● Set exercise:
Copy each line that has the string "개별공지" somewhere in it.

>> start

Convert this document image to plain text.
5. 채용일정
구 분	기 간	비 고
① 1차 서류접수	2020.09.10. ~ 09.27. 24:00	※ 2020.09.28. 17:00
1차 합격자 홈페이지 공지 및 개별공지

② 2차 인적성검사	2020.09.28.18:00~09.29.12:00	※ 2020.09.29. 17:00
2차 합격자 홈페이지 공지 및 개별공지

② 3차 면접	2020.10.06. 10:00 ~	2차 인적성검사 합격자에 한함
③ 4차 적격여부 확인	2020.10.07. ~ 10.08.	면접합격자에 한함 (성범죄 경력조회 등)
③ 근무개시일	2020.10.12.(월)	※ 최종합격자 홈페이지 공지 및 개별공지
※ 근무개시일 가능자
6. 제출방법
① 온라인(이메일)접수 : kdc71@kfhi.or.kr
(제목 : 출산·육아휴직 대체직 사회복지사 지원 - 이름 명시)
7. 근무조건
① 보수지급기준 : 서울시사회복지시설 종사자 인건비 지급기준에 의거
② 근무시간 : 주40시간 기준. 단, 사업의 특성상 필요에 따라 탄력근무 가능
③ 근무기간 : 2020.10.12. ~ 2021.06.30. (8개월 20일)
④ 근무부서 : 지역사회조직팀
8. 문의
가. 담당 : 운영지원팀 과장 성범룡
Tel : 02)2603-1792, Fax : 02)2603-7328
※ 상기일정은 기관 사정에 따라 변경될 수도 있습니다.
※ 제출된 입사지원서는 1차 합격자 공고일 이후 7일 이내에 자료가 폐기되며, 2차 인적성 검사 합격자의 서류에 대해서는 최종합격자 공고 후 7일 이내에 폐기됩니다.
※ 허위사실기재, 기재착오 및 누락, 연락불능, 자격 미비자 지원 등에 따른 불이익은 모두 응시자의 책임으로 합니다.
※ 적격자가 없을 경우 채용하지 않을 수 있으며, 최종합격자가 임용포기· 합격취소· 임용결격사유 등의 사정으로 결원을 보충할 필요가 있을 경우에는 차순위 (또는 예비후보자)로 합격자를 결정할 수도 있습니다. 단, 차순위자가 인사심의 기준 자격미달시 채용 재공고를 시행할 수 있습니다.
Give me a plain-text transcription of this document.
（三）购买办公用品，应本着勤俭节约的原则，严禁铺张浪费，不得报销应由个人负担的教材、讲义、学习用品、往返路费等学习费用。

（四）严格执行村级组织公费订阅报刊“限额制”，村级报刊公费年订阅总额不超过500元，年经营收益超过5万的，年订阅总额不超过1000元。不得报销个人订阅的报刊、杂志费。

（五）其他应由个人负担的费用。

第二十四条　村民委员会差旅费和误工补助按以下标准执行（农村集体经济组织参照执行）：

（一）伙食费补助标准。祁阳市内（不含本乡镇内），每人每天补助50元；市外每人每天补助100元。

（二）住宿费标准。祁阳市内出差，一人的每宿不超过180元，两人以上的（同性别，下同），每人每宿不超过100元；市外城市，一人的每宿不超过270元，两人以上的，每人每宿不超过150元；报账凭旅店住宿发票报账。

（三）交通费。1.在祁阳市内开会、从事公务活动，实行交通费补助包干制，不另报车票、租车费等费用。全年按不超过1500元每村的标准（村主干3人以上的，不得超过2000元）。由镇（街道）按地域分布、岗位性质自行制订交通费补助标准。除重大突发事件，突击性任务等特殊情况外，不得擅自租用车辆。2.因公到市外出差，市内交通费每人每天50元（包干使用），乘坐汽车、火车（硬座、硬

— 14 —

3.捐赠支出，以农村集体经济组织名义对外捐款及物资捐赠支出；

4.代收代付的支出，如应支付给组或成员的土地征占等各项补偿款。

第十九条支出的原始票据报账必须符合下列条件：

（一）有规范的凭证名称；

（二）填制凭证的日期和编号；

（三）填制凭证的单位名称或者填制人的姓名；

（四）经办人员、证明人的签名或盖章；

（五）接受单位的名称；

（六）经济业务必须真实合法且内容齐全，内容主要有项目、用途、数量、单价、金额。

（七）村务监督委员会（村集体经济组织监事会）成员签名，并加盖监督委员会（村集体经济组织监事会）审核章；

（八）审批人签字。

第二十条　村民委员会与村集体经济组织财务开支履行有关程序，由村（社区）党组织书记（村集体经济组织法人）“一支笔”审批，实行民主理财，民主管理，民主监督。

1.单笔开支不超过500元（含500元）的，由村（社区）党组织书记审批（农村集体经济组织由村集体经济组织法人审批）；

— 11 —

>> end
>> start

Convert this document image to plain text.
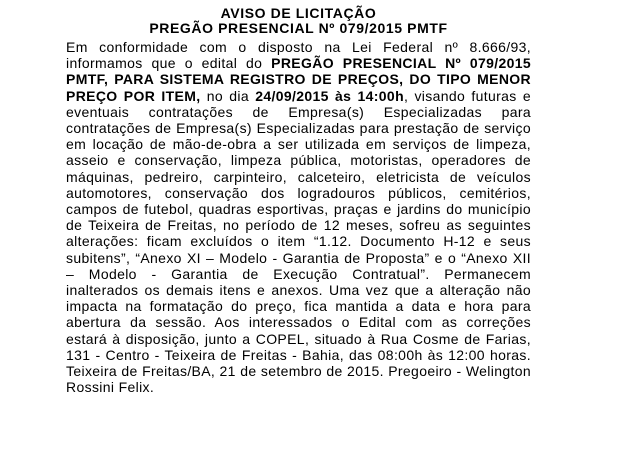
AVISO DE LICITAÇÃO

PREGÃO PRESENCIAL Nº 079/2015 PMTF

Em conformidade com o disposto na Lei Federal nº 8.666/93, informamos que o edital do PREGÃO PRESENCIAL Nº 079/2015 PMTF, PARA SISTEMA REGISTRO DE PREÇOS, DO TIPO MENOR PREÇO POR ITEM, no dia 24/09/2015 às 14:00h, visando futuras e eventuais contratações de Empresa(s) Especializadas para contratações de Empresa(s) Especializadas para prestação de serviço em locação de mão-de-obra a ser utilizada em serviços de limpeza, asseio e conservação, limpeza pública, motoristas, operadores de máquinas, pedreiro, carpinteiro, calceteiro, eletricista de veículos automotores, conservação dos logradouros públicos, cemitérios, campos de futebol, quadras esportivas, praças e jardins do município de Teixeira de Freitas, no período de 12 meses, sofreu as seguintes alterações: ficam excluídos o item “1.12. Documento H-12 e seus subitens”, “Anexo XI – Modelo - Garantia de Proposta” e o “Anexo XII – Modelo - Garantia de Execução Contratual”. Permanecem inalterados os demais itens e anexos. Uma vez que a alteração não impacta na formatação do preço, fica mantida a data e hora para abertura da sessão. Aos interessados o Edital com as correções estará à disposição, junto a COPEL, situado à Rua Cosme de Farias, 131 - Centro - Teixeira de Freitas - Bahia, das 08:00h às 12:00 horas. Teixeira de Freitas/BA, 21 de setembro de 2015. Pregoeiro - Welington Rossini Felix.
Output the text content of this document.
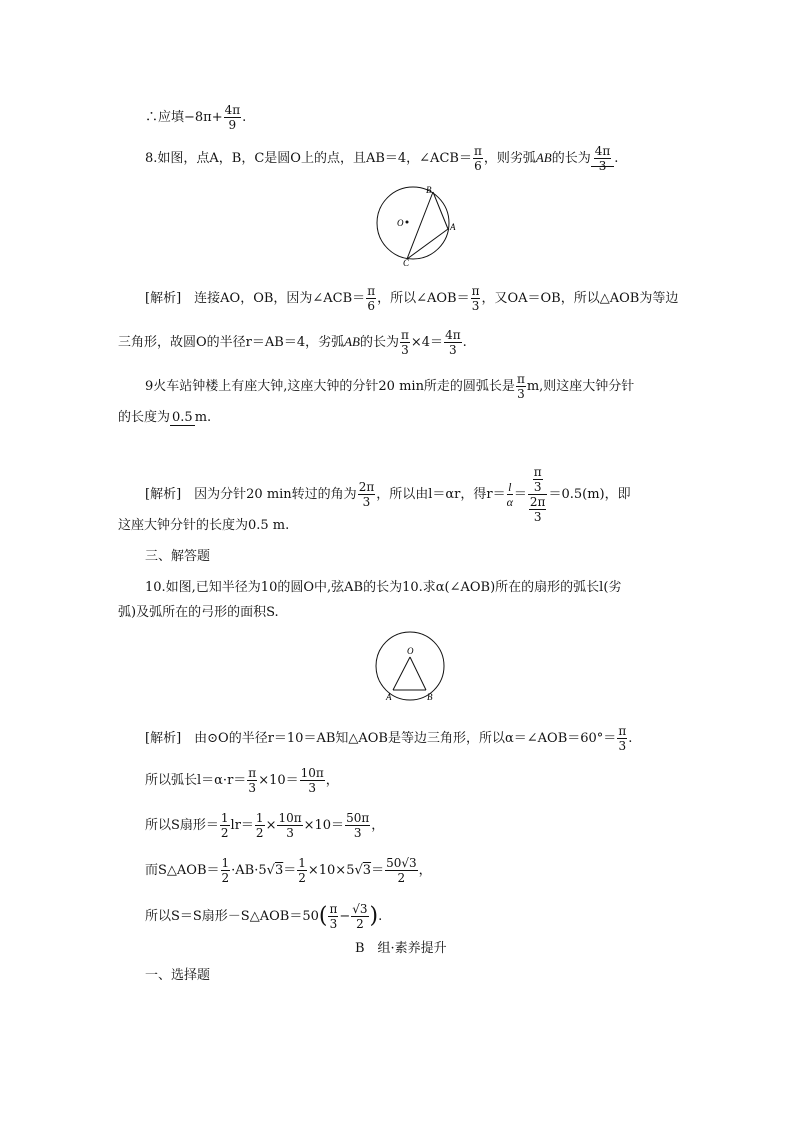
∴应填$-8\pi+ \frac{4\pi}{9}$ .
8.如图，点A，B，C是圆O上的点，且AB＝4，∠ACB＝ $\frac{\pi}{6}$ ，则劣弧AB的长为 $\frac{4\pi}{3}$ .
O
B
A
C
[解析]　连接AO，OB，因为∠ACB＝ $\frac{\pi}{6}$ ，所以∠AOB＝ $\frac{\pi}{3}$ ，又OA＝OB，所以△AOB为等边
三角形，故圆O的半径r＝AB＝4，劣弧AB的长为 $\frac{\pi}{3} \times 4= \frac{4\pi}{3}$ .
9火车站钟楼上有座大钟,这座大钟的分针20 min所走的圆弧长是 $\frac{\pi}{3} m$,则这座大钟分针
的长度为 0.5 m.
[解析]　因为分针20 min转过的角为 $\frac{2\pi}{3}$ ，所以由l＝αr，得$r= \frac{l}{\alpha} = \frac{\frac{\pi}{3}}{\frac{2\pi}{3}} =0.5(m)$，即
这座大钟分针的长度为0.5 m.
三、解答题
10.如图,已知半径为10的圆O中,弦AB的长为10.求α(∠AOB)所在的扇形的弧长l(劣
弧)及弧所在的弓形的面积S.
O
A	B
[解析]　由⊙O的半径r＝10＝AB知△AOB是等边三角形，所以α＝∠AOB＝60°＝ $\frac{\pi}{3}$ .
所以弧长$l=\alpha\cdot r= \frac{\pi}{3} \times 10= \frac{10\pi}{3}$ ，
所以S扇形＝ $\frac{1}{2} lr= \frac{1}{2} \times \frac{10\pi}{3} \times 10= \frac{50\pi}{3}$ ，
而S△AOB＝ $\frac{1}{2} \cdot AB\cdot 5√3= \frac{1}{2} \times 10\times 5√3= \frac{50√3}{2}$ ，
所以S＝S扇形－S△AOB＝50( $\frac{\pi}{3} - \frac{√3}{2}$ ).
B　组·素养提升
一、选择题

>> end

● Expected answer:
1차 합격자 홈페이지 공지 및 개별공지
2차 합격자 홈페이지 공지 및 개별공지
③ 근무개시일	2020.10.12.(월)	※ 최종합격자 홈페이지 공지 및 개별공지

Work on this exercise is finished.